*Brief 1:*
From the passage on disregarded entities, reproduce the wording starting at "In 1996, the" and ending at "the Kintner test.".
*Brief 2:*
Answer these questions from the passage on disregarded entities:
(a) In what year did Congress create the first type of disregarded entity?
(b) Which informational return must disregarded entities owned by a foreign person file under the 2017 regulations?
(c) Under what test were single-member LLCs generally taxed as corporations before 1996?
*Brief 3:*
According to the passage on disregarded entities, why are exchanges of property between a disregarded entity and its corporate or individual owner not taxable events?

*Exercise passage:*

= Disregarded entity =

Under U.S. tax law, a disregarded entity is an entity which is ignored for the purposes of taxation. Common examples of disregarded entities include single-member LLCs, qualified subchapter S subsidiaries and grantor trusts.

== Features ==
According to the IRS, single-member LLCs that do not elect to be taxed as a corporation are disregarded entities. If the owner is an individual, then the LLC's activities will be reflected on the owner's tax return. Single-member LLCs owned by a corporation or partnership have their activities reflected in the corporation's or partnership's tax return. In this case, the use of a disregarded entity offers taxpayers the benefits of limited liability without the drawback of double taxation.

In certain circumstances, corporations wholly owned by an S corporation (qualified subchapter S subsidiaries) are disregarded for tax purposes. Any taxable events within the subsidiary corporation will be reflected on the S corporation's tax return, and transactions between the subsidiary and the parent S corporation are ignored.

Grantor trusts are also generally disregarded for tax purposes.

Disregarded entities have significant advantages for mergers and acquisitions. Because of the "substance over form" judicial doctrine, exchanges of property between the corporate or individual owner of a disregarded entity are not taxable events.

== History ==
In 1954, Congress created the first type of disregarded entity, a grantor trust.

In 1996, the Treasury Department created new, simplified "check-the-box" rules for LLCs, which meant that single-member LLCs were disregarded for tax purposes (absent any elections). Previously, single-member LLCs were generally taxed as corporations under the Kintner test.

In 2017, the Treasury Department issued new regulations that require disregarded entities owned by a foreign person to file the informational return Form 5472.

*Dataset:*
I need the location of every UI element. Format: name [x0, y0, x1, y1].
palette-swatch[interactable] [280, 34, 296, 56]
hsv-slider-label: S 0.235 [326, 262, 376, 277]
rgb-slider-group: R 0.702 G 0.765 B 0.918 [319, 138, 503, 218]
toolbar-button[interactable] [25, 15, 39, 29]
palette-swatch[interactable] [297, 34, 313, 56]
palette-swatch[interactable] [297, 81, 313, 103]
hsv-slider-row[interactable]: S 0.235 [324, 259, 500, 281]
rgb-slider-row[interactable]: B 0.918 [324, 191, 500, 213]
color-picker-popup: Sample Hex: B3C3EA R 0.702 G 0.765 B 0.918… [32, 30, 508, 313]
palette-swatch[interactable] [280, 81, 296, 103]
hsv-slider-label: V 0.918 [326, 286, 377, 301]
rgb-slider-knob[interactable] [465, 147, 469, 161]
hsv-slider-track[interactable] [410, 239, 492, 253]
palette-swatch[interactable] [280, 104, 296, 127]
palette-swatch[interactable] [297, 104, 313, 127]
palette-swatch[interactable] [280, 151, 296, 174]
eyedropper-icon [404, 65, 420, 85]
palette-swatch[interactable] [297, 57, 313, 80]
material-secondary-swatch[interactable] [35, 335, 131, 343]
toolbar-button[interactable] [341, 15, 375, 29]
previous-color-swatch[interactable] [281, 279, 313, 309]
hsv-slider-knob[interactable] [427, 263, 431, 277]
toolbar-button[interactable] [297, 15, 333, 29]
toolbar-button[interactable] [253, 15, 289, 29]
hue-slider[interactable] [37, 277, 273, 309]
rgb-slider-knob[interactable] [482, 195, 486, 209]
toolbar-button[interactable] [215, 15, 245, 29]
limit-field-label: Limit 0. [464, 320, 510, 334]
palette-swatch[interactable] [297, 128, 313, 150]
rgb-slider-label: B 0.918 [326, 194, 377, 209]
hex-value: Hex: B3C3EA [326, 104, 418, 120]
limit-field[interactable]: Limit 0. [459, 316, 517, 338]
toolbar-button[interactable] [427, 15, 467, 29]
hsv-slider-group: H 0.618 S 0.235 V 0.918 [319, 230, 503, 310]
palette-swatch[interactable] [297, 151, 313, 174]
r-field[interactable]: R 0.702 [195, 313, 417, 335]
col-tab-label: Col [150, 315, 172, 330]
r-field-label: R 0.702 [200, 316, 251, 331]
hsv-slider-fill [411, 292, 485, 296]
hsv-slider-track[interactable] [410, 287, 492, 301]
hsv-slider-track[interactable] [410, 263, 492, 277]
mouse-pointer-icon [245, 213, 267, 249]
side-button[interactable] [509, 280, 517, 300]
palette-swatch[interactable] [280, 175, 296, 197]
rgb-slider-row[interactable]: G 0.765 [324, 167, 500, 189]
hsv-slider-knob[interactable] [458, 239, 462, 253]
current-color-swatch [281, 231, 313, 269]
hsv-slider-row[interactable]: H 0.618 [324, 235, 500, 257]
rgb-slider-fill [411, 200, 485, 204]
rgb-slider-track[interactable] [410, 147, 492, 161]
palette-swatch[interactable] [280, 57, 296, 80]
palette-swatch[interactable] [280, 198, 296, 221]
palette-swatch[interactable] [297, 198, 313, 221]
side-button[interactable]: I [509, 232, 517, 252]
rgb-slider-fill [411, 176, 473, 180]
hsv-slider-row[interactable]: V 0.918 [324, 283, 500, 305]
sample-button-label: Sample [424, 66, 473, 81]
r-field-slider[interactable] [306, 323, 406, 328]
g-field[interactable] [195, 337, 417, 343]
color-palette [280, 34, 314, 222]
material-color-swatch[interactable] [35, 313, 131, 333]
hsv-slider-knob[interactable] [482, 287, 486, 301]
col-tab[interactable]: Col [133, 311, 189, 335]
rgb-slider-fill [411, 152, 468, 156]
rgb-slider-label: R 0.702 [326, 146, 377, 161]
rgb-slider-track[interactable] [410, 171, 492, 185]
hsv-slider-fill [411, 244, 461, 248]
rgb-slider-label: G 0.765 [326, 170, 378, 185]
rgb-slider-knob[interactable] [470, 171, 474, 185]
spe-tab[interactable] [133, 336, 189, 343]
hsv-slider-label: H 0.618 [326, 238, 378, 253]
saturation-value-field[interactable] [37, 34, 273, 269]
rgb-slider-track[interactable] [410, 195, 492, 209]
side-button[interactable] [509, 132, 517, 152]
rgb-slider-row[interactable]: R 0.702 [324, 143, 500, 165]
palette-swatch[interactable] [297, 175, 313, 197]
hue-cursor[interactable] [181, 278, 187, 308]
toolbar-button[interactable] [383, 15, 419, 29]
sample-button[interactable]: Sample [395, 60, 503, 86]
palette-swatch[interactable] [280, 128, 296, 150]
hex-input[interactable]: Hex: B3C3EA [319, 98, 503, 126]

*Answer space 1:*
In 1996, the Treasury Department created new, simplified "check-the-box" rules for LLCs, which meant that single-member LLCs were disregarded for tax purposes (absent any elections). Previously, single-member LLCs were generally taxed as corporations under the Kintner test.

*Answer space 2:*
(a) 1954
(b) Form 5472
(c) The Kintner test

*Answer space 3:*
The passage attributes this to the "substance over form" judicial doctrine. It presents this as one reason disregarded entities have significant advantages for mergers and acquisitions.